(Collection entries)
__________________________________________________

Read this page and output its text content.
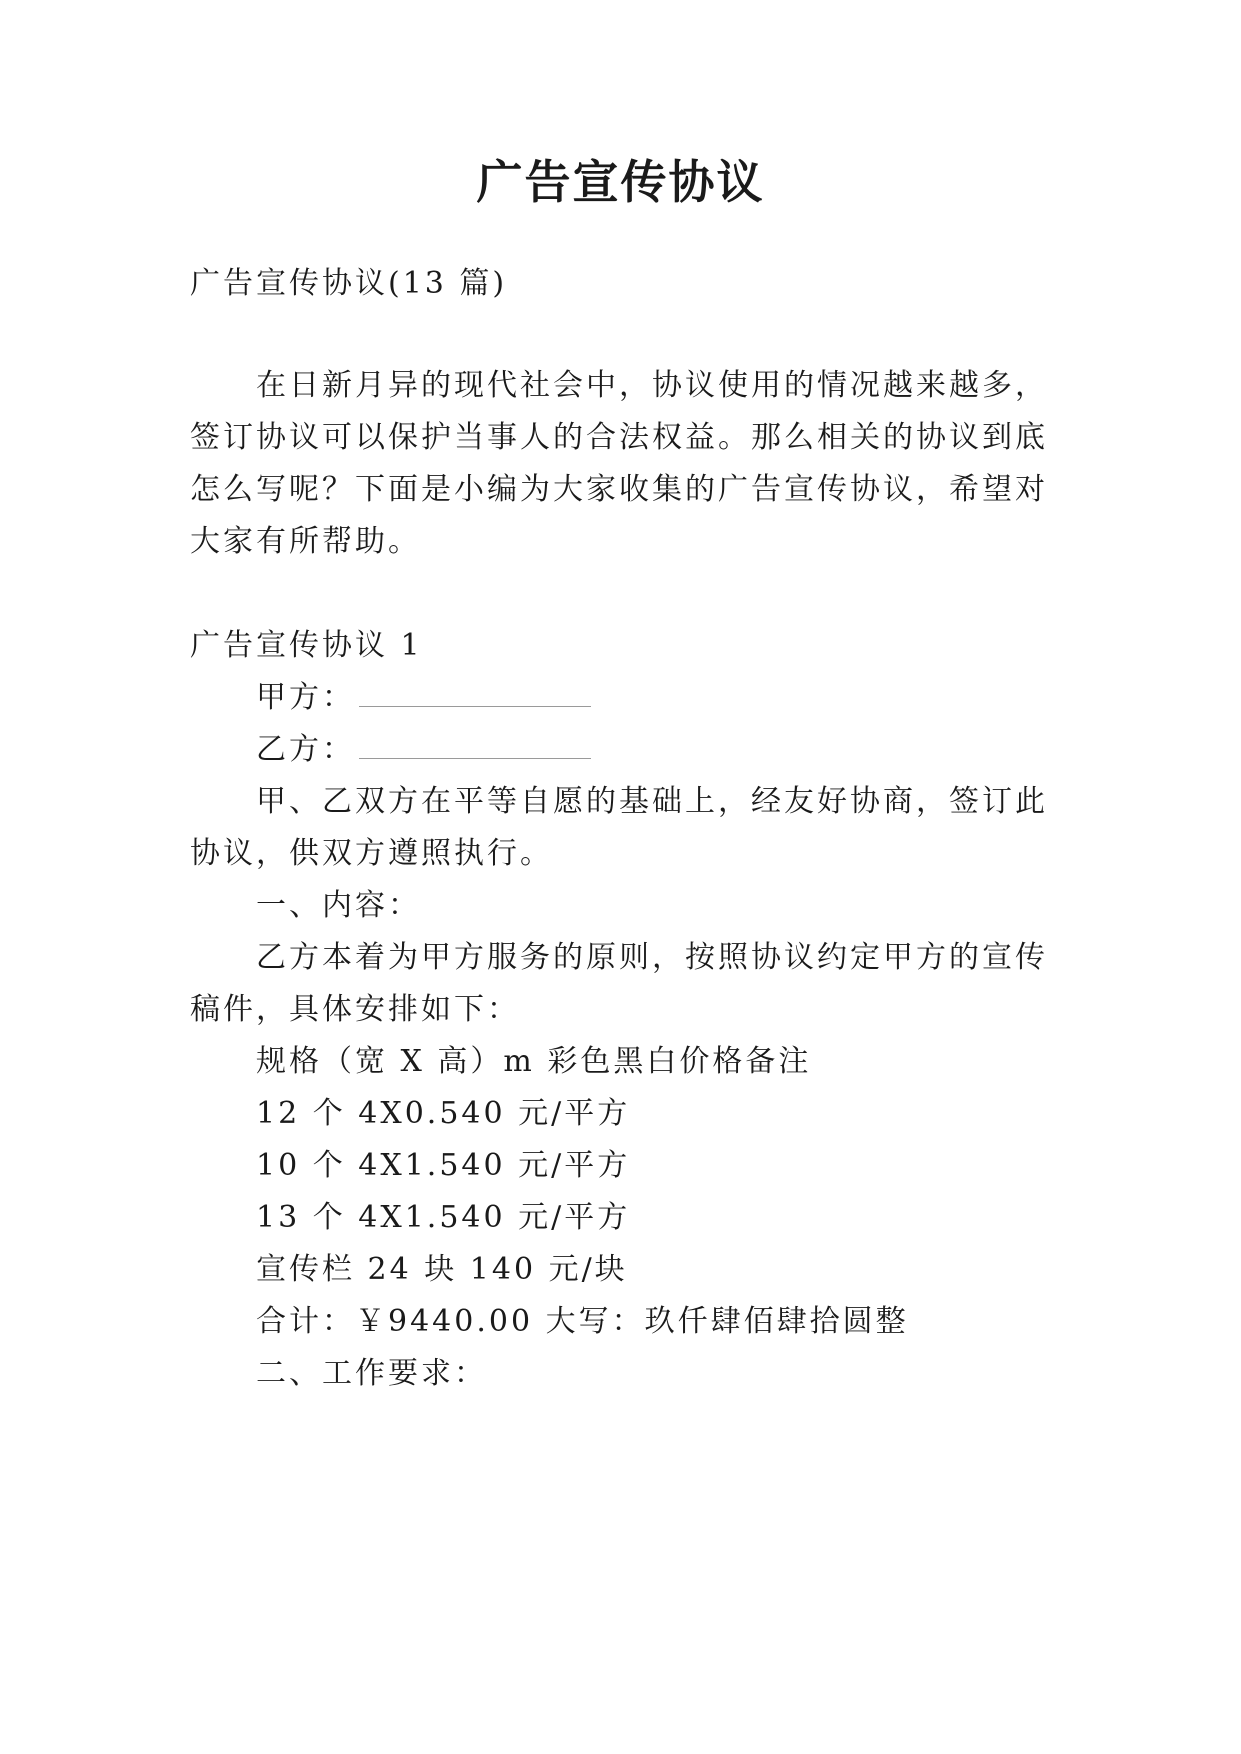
广告宣传协议
广告宣传协议(13 篇)
在日新月异的现代社会中，协议使用的情况越来越多，
签订协议可以保护当事人的合法权益。那么相关的协议到底
怎么写呢？下面是小编为大家收集的广告宣传协议，希望对
大家有所帮助。
广告宣传协议 1
甲方：
乙方：
甲、乙双方在平等自愿的基础上，经友好协商，签订此
协议，供双方遵照执行。
一、内容：
乙方本着为甲方服务的原则，按照协议约定甲方的宣传
稿件，具体安排如下：
规格（宽 X 高）m 彩色黑白价格备注
12 个 4X0.540 元/平方
10 个 4X1.540 元/平方
13 个 4X1.540 元/平方
宣传栏 24 块 140 元/块
合计：￥9440.00 大写：玖仟肆佰肆拾圆整
二、工作要求：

__________________________________________________

(What the task asks):
From the entries above, output every line exactly and omit any image.

(Output):
Read this page and output its text content.
广告宣传协议
广告宣传协议(13 篇)
在日新月异的现代社会中，协议使用的情况越来越多，
签订协议可以保护当事人的合法权益。那么相关的协议到底
怎么写呢？下面是小编为大家收集的广告宣传协议，希望对
大家有所帮助。
广告宣传协议 1
甲方：
乙方：
甲、乙双方在平等自愿的基础上，经友好协商，签订此
协议，供双方遵照执行。
一、内容：
乙方本着为甲方服务的原则，按照协议约定甲方的宣传
稿件，具体安排如下：
规格（宽 X 高）m 彩色黑白价格备注
12 个 4X0.540 元/平方
10 个 4X1.540 元/平方
13 个 4X1.540 元/平方
宣传栏 24 块 140 元/块
合计：￥9440.00 大写：玖仟肆佰肆拾圆整
二、工作要求：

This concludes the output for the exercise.